■ Required work:
List all lines of the data containing the word "title".

## START Source material

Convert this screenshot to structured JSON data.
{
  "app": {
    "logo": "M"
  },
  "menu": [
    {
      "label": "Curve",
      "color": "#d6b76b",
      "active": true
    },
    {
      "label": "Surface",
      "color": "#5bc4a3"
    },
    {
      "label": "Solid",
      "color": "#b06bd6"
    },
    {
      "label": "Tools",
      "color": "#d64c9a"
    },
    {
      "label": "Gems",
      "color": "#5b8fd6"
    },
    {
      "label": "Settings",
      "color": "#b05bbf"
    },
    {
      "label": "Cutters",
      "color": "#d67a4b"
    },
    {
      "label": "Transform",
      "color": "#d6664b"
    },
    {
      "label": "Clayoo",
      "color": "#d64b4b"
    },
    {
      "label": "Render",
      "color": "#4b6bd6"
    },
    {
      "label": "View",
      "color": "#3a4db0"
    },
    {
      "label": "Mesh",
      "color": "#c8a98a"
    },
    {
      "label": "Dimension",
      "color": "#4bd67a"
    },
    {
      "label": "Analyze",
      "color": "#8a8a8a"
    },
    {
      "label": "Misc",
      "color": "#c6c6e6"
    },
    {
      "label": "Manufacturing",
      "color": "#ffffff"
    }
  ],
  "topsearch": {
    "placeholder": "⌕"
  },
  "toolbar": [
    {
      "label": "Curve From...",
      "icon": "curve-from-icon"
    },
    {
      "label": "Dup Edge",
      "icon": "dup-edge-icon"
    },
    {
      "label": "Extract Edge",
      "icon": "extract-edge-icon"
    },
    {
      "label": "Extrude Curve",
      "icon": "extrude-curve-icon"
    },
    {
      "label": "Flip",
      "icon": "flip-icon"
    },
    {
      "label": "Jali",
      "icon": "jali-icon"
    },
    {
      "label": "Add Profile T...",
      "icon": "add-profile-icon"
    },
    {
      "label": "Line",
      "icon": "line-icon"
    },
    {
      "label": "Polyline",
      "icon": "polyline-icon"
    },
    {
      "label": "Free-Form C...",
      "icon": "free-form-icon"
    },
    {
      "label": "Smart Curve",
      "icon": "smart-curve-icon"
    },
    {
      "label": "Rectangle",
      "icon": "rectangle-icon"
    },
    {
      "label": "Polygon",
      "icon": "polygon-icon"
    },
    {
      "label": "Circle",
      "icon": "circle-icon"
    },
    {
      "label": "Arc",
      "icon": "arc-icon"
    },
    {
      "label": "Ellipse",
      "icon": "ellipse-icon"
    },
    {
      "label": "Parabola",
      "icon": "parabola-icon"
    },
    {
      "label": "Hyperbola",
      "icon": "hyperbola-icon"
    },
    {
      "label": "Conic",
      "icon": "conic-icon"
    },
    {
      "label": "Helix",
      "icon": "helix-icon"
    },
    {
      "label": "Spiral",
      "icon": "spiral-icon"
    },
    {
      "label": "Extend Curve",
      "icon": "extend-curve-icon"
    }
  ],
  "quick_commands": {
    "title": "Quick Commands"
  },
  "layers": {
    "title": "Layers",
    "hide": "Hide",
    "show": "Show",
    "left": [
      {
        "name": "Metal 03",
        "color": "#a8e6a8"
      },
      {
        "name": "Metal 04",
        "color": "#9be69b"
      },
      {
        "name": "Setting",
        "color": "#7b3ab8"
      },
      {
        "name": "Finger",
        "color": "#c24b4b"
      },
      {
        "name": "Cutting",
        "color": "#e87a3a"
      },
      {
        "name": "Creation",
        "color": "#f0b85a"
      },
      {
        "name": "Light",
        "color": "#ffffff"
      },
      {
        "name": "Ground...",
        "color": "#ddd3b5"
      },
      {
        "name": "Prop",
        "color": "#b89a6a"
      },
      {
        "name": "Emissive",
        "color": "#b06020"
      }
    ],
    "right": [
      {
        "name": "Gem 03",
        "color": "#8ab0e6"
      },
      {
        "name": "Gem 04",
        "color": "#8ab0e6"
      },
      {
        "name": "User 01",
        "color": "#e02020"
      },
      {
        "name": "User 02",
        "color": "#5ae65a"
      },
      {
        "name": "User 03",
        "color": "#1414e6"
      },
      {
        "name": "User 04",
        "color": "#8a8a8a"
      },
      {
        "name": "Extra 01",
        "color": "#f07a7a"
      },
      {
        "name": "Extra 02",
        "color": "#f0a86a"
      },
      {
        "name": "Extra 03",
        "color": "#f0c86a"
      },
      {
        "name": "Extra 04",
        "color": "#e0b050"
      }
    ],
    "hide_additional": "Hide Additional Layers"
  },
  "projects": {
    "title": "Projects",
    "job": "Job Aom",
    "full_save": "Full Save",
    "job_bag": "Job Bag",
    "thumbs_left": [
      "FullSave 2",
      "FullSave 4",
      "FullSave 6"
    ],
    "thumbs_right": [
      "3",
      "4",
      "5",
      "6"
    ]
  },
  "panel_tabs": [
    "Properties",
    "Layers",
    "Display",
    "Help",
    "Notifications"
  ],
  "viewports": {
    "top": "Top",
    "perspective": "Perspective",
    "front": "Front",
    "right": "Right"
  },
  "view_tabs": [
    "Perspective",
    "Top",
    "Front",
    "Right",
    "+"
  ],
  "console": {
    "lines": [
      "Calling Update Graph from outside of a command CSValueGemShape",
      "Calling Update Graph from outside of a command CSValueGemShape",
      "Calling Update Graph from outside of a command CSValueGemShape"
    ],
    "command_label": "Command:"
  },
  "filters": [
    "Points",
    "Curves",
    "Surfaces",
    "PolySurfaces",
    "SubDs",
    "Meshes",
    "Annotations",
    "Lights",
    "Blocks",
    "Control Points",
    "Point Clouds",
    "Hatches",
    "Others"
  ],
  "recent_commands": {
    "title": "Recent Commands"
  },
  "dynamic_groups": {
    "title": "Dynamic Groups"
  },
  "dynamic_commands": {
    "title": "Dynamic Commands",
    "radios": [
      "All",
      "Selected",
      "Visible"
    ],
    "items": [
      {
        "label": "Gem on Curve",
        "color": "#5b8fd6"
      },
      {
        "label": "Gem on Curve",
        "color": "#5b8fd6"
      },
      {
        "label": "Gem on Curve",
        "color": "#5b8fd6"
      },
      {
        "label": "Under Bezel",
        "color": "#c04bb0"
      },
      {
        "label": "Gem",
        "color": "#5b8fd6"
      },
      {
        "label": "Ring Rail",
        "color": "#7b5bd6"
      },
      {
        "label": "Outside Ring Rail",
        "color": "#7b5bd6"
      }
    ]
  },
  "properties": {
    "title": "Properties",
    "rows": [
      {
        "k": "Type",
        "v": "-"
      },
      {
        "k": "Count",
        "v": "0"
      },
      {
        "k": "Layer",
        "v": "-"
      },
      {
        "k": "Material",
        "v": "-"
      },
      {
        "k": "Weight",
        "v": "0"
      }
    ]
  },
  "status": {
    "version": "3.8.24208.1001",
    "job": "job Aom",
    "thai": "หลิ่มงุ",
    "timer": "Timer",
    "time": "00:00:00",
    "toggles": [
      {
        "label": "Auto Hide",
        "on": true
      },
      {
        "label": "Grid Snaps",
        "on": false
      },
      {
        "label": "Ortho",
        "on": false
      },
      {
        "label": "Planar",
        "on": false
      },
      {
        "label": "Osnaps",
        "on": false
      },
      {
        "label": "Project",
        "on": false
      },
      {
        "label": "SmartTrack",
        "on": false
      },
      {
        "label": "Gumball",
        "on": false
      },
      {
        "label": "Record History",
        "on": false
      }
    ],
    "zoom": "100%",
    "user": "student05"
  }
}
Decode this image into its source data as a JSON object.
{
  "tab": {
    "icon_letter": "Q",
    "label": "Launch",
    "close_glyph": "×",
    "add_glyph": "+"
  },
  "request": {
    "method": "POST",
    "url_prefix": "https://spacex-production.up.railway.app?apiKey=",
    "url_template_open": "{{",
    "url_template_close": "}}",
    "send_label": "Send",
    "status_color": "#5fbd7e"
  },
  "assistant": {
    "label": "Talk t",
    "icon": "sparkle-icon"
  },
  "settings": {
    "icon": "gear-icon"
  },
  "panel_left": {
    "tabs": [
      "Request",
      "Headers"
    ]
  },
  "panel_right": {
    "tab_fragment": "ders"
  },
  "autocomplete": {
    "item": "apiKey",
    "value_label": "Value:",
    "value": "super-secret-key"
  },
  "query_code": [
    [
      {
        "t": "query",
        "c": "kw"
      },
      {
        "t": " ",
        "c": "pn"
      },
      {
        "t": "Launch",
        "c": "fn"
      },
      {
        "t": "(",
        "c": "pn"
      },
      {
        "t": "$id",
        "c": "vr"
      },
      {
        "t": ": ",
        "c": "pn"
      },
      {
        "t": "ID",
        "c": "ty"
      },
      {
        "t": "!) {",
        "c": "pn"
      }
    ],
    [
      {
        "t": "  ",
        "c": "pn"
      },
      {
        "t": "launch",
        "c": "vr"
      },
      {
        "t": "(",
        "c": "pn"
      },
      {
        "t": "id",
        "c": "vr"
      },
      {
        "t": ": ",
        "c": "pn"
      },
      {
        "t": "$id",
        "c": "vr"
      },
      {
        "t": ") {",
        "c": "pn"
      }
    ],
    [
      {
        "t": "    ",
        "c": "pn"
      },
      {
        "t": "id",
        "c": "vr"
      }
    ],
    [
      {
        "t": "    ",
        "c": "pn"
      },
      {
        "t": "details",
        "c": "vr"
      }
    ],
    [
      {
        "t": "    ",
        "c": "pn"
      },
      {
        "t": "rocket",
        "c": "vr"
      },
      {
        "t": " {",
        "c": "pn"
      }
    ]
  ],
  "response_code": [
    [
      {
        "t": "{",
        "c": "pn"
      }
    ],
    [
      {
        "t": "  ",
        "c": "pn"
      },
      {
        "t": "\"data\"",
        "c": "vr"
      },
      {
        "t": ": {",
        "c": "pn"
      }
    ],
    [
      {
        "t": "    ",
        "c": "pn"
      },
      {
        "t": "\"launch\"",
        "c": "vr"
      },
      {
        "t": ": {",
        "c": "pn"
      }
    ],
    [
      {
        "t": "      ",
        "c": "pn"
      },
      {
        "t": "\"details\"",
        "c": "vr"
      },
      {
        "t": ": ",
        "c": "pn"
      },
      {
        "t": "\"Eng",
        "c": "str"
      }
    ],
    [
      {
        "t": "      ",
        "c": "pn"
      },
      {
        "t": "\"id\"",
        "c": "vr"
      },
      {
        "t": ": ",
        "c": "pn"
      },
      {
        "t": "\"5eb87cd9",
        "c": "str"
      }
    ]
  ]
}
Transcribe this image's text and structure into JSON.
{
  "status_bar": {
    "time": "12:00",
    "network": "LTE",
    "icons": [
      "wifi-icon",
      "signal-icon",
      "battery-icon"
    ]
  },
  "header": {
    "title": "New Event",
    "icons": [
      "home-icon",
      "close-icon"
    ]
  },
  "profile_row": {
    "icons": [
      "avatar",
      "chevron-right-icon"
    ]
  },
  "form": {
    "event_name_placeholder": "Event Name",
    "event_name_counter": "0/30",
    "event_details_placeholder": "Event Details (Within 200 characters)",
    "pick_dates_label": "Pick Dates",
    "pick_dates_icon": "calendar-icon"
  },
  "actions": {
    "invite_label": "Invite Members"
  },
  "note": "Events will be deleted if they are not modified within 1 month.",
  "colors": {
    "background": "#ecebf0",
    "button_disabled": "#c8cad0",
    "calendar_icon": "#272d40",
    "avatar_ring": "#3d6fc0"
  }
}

## END Source material

■ Task output:
    "title": "Quick Commands"
    "title": "Layers",
    "title": "Projects",
    "title": "Recent Commands"
    "title": "Dynamic Groups"
    "title": "Dynamic Commands",
    "title": "Properties",
    "title": "New Event",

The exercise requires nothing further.